▸ Problem requirements
Transcribe all of the records precisely as they are presented.

▸ Record extracts
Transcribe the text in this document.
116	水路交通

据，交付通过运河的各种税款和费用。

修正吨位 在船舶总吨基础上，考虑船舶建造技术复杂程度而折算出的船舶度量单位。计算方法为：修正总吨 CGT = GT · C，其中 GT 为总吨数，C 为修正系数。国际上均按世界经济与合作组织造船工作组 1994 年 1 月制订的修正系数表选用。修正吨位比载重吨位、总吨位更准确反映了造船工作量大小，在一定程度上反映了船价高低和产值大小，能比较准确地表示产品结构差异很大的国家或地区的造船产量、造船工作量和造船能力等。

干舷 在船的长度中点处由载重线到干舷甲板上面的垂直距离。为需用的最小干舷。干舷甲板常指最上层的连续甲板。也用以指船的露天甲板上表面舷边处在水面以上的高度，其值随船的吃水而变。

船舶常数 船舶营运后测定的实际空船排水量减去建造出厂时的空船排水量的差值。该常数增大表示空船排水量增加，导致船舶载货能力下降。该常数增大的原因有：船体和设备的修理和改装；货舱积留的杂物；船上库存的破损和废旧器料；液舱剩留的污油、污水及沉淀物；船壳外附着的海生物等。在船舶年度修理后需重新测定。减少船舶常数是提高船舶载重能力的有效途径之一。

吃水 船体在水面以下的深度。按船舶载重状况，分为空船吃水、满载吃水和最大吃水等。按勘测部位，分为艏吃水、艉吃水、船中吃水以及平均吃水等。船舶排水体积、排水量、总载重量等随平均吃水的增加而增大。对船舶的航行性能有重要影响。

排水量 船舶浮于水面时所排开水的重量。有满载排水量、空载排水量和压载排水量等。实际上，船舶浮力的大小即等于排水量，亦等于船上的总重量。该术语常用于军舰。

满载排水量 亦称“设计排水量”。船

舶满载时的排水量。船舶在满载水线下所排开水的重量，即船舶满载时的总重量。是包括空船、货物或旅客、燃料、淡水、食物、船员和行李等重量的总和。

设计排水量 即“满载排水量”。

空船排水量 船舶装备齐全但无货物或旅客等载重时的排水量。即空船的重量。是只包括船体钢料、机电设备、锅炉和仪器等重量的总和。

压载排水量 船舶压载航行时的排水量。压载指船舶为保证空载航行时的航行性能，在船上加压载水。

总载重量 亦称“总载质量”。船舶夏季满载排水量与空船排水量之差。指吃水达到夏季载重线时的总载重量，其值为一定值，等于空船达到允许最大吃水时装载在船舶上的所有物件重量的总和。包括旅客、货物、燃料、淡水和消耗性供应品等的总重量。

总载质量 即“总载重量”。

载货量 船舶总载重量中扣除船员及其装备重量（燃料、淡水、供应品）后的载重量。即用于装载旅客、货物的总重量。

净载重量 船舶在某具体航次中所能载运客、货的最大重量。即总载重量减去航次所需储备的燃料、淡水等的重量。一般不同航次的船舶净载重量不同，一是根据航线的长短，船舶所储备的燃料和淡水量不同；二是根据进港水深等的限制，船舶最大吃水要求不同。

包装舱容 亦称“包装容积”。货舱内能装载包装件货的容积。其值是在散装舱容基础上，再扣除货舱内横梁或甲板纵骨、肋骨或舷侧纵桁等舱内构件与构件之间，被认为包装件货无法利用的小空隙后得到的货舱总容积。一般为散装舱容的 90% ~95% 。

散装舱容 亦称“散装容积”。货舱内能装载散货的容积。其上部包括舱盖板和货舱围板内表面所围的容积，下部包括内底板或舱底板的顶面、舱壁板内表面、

▸ Solution below
Transcribe the text in this document.
116	水路交通

据，交付通过运河的各种税款和费用。

修正吨位 在船舶总吨基础上，考虑船舶建造技术复杂程度而折算出的船舶度量单位。计算方法为：修正总吨 CGT = GT · C，其中 GT 为总吨数，C 为修正系数。国际上均按世界经济与合作组织造船工作组 1994 年 1 月制订的修正系数表选用。修正吨位比载重吨位、总吨位更准确反映了造船工作量大小，在一定程度上反映了船价高低和产值大小，能比较准确地表示产品结构差异很大的国家或地区的造船产量、造船工作量和造船能力等。

干舷 在船的长度中点处由载重线到干舷甲板上面的垂直距离。为需用的最小干舷。干舷甲板常指最上层的连续甲板。也用以指船的露天甲板上表面舷边处在水面以上的高度，其值随船的吃水而变。

船舶常数 船舶营运后测定的实际空船排水量减去建造出厂时的空船排水量的差值。该常数增大表示空船排水量增加，导致船舶载货能力下降。该常数增大的原因有：船体和设备的修理和改装；货舱积留的杂物；船上库存的破损和废旧器料；液舱剩留的污油、污水及沉淀物；船壳外附着的海生物等。在船舶年度修理后需重新测定。减少船舶常数是提高船舶载重能力的有效途径之一。

吃水 船体在水面以下的深度。按船舶载重状况，分为空船吃水、满载吃水和最大吃水等。按勘测部位，分为艏吃水、艉吃水、船中吃水以及平均吃水等。船舶排水体积、排水量、总载重量等随平均吃水的增加而增大。对船舶的航行性能有重要影响。

排水量 船舶浮于水面时所排开水的重量。有满载排水量、空载排水量和压载排水量等。实际上，船舶浮力的大小即等于排水量，亦等于船上的总重量。该术语常用于军舰。

满载排水量 亦称“设计排水量”。船

舶满载时的排水量。船舶在满载水线下所排开水的重量，即船舶满载时的总重量。是包括空船、货物或旅客、燃料、淡水、食物、船员和行李等重量的总和。

设计排水量 即“满载排水量”。

空船排水量 船舶装备齐全但无货物或旅客等载重时的排水量。即空船的重量。是只包括船体钢料、机电设备、锅炉和仪器等重量的总和。

压载排水量 船舶压载航行时的排水量。压载指船舶为保证空载航行时的航行性能，在船上加压载水。

总载重量 亦称“总载质量”。船舶夏季满载排水量与空船排水量之差。指吃水达到夏季载重线时的总载重量，其值为一定值，等于空船达到允许最大吃水时装载在船舶上的所有物件重量的总和。包括旅客、货物、燃料、淡水和消耗性供应品等的总重量。

总载质量 即“总载重量”。

载货量 船舶总载重量中扣除船员及其装备重量（燃料、淡水、供应品）后的载重量。即用于装载旅客、货物的总重量。

净载重量 船舶在某具体航次中所能载运客、货的最大重量。即总载重量减去航次所需储备的燃料、淡水等的重量。一般不同航次的船舶净载重量不同，一是根据航线的长短，船舶所储备的燃料和淡水量不同；二是根据进港水深等的限制，船舶最大吃水要求不同。

包装舱容 亦称“包装容积”。货舱内能装载包装件货的容积。其值是在散装舱容基础上，再扣除货舱内横梁或甲板纵骨、肋骨或舷侧纵桁等舱内构件与构件之间，被认为包装件货无法利用的小空隙后得到的货舱总容积。一般为散装舱容的 90% ~95% 。

散装舱容 亦称“散装容积”。货舱内能装载散货的容积。其上部包括舱盖板和货舱围板内表面所围的容积，下部包括内底板或舱底板的顶面、舱壁板内表面、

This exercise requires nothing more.